Items from a data source:
========================================================================

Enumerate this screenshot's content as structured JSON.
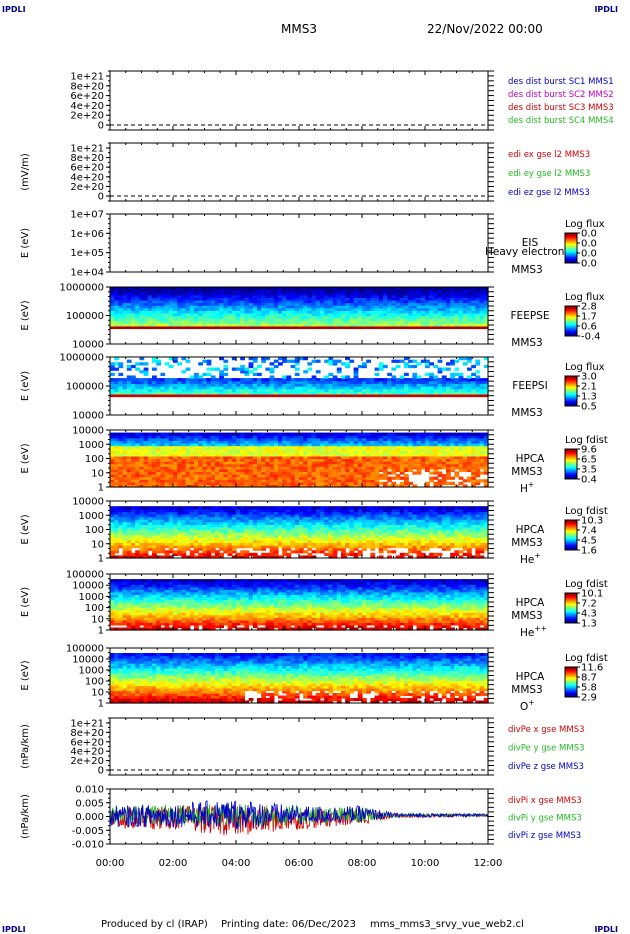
{
  "header": {
    "corner_label": "IPDLI",
    "spacecraft": "MMS3",
    "date": "22/Nov/2022 00:00"
  },
  "footer": {
    "produced_by": "Produced by cl (IRAP)",
    "printing_date": "Printing date: 06/Dec/2023",
    "script_name": "mms_mms3_srvy_vue_web2.cl"
  },
  "x_axis": {
    "ticks": [
      "00:00",
      "02:00",
      "04:00",
      "06:00",
      "08:00",
      "10:00",
      "12:00"
    ],
    "range_hours": [
      0,
      12
    ]
  },
  "colors": {
    "red": "#d40000",
    "magenta": "#c000c0",
    "green": "#22bb22",
    "blue": "#0000c8",
    "spec_red": "#b40000",
    "axis": "#000000"
  },
  "panels": [
    {
      "id": "des_dist_burst",
      "kind": "line",
      "ylabel": "",
      "yticks": [
        "1e+21",
        "8e+20",
        "6e+20",
        "4e+20",
        "2e+20",
        "0"
      ],
      "dashed_zero": true,
      "legend": [
        {
          "text": "des dist burst SC1 MMS1",
          "color": "#0000c8"
        },
        {
          "text": "des dist burst SC2 MMS2",
          "color": "#c000c0"
        },
        {
          "text": "des dist burst SC3 MMS3",
          "color": "#d40000"
        },
        {
          "text": "des dist burst SC4 MMS4",
          "color": "#22bb22"
        }
      ]
    },
    {
      "id": "edi_e",
      "kind": "line",
      "ylabel": "(mV/m)",
      "yticks": [
        "1e+21",
        "8e+20",
        "6e+20",
        "4e+20",
        "2e+20",
        "0"
      ],
      "dashed_zero": true,
      "legend": [
        {
          "text": "edi ex gse l2 MMS3",
          "color": "#d40000"
        },
        {
          "text": "edi ey gse l2 MMS3",
          "color": "#22bb22"
        },
        {
          "text": "edi ez gse l2 MMS3",
          "color": "#0000c8"
        }
      ]
    },
    {
      "id": "eis",
      "kind": "spec",
      "ylabel": "E (eV)",
      "yticks": [
        "1e+07",
        "1e+06",
        "1e+05",
        "1e+04"
      ],
      "label_lines": [
        "EIS",
        "MMS3"
      ],
      "overlap_text": "Heavy electron to",
      "cbar_title": "Log flux",
      "cbar_ticks": [
        "0.0",
        "0.0",
        "0.0",
        "0.0"
      ],
      "spectrum": null
    },
    {
      "id": "feepse",
      "kind": "spec",
      "ylabel": "E (eV)",
      "yticks": [
        "1000000",
        "100000",
        "10000"
      ],
      "label_lines": [
        "FEEPSE",
        "MMS3"
      ],
      "cbar_title": "Log flux",
      "cbar_ticks": [
        "2.8",
        "1.7",
        "0.6",
        "-0.4"
      ],
      "spectrum": {
        "profile": "feepse",
        "sparse": false
      }
    },
    {
      "id": "feepsi",
      "kind": "spec",
      "ylabel": "E (eV)",
      "yticks": [
        "1000000",
        "100000",
        "10000"
      ],
      "label_lines": [
        "FEEPSI",
        "MMS3"
      ],
      "cbar_title": "Log flux",
      "cbar_ticks": [
        "3.0",
        "2.1",
        "1.3",
        "0.5"
      ],
      "spectrum": {
        "profile": "feepsi",
        "sparse": true
      }
    },
    {
      "id": "hpca_h",
      "kind": "spec",
      "ylabel": "E (eV)",
      "yticks": [
        "10000",
        "1000",
        "100",
        "10",
        "1"
      ],
      "label_lines": [
        "HPCA",
        "MMS3"
      ],
      "species": "H",
      "species_sup": "+",
      "cbar_title": "Log fdist",
      "cbar_ticks": [
        "9.6",
        "6.5",
        "3.5",
        "0.4"
      ],
      "spectrum": {
        "profile": "hpca_h",
        "sparse": false
      }
    },
    {
      "id": "hpca_he",
      "kind": "spec",
      "ylabel": "E (eV)",
      "yticks": [
        "10000",
        "1000",
        "100",
        "10",
        "1"
      ],
      "label_lines": [
        "HPCA",
        "MMS3"
      ],
      "species": "He",
      "species_sup": "+",
      "cbar_title": "Log fdist",
      "cbar_ticks": [
        "10.3",
        "7.4",
        "4.5",
        "1.6"
      ],
      "spectrum": {
        "profile": "hpca_he",
        "sparse": false
      }
    },
    {
      "id": "hpca_hepp",
      "kind": "spec",
      "ylabel": "E (eV)",
      "yticks": [
        "100000",
        "10000",
        "1000",
        "100",
        "10",
        "1"
      ],
      "label_lines": [
        "HPCA",
        "MMS3"
      ],
      "species": "He",
      "species_sup": "++",
      "cbar_title": "Log fdist",
      "cbar_ticks": [
        "10.1",
        "7.2",
        "4.3",
        "1.3"
      ],
      "spectrum": {
        "profile": "hpca_hepp",
        "sparse": false
      }
    },
    {
      "id": "hpca_o",
      "kind": "spec",
      "ylabel": "E (eV)",
      "yticks": [
        "100000",
        "10000",
        "1000",
        "100",
        "10",
        "1"
      ],
      "label_lines": [
        "HPCA",
        "MMS3"
      ],
      "species": "O",
      "species_sup": "+",
      "cbar_title": "Log fdist",
      "cbar_ticks": [
        "11.6",
        "8.7",
        "5.8",
        "2.9"
      ],
      "spectrum": {
        "profile": "hpca_o",
        "sparse": false
      }
    },
    {
      "id": "divpe",
      "kind": "line",
      "ylabel": "(nPa/km)",
      "yticks": [
        "1e+21",
        "8e+20",
        "6e+20",
        "4e+20",
        "2e+20",
        "0"
      ],
      "dashed_zero": true,
      "legend": [
        {
          "text": "divPe x gse MMS3",
          "color": "#d40000"
        },
        {
          "text": "divPe y gse MMS3",
          "color": "#22bb22"
        },
        {
          "text": "divPe z gse MMS3",
          "color": "#0000c8"
        }
      ]
    },
    {
      "id": "divpi",
      "kind": "ts",
      "ylabel": "(nPa/km)",
      "yticks": [
        "0.010",
        "0.005",
        "0.000",
        "-0.005",
        "-0.010"
      ],
      "ylim": [
        -0.012,
        0.011
      ],
      "legend": [
        {
          "text": "divPi x gse MMS3",
          "color": "#d40000"
        },
        {
          "text": "divPi y gse MMS3",
          "color": "#22bb22"
        },
        {
          "text": "divPi z gse MMS3",
          "color": "#0000c8"
        }
      ]
    }
  ],
  "chart_data": {
    "type": "heatmap",
    "title": "MMS3",
    "xlabel": "",
    "x_range": [
      "00:00",
      "12:00"
    ],
    "divpi_series": [
      {
        "name": "divPi x gse MMS3",
        "envelope_by_hour": [
          {
            "t": 0,
            "lo": -0.006,
            "hi": 0.003
          },
          {
            "t": 2,
            "lo": -0.006,
            "hi": 0.004
          },
          {
            "t": 4,
            "lo": -0.009,
            "hi": 0.004
          },
          {
            "t": 6,
            "lo": -0.006,
            "hi": 0.003
          },
          {
            "t": 8,
            "lo": -0.004,
            "hi": 0.002
          },
          {
            "t": 9,
            "lo": -0.001,
            "hi": 0.0005
          },
          {
            "t": 12,
            "lo": -0.0005,
            "hi": 0.0005
          }
        ]
      },
      {
        "name": "divPi y gse MMS3",
        "envelope_by_hour": [
          {
            "t": 0,
            "lo": -0.004,
            "hi": 0.004
          },
          {
            "t": 4,
            "lo": -0.005,
            "hi": 0.005
          },
          {
            "t": 8,
            "lo": -0.003,
            "hi": 0.003
          },
          {
            "t": 9,
            "lo": -0.0008,
            "hi": 0.0008
          },
          {
            "t": 12,
            "lo": -0.0005,
            "hi": 0.0005
          }
        ]
      },
      {
        "name": "divPi z gse MMS3",
        "envelope_by_hour": [
          {
            "t": 0,
            "lo": -0.005,
            "hi": 0.004
          },
          {
            "t": 2,
            "lo": -0.005,
            "hi": 0.005
          },
          {
            "t": 4,
            "lo": -0.006,
            "hi": 0.007
          },
          {
            "t": 6,
            "lo": -0.004,
            "hi": 0.004
          },
          {
            "t": 8,
            "lo": -0.003,
            "hi": 0.004
          },
          {
            "t": 9,
            "lo": -0.001,
            "hi": 0.001
          },
          {
            "t": 12,
            "lo": -0.0006,
            "hi": 0.0006
          }
        ]
      }
    ]
  }
}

========================================================================

**TASK PROMPT:**
Search the listing for the word "profile" and return each line that holds it.

**EXPECTED ANSWER:**
        "profile": "feepse",
        "profile": "feepsi",
        "profile": "hpca_h",
        "profile": "hpca_he",
        "profile": "hpca_hepp",
        "profile": "hpca_o",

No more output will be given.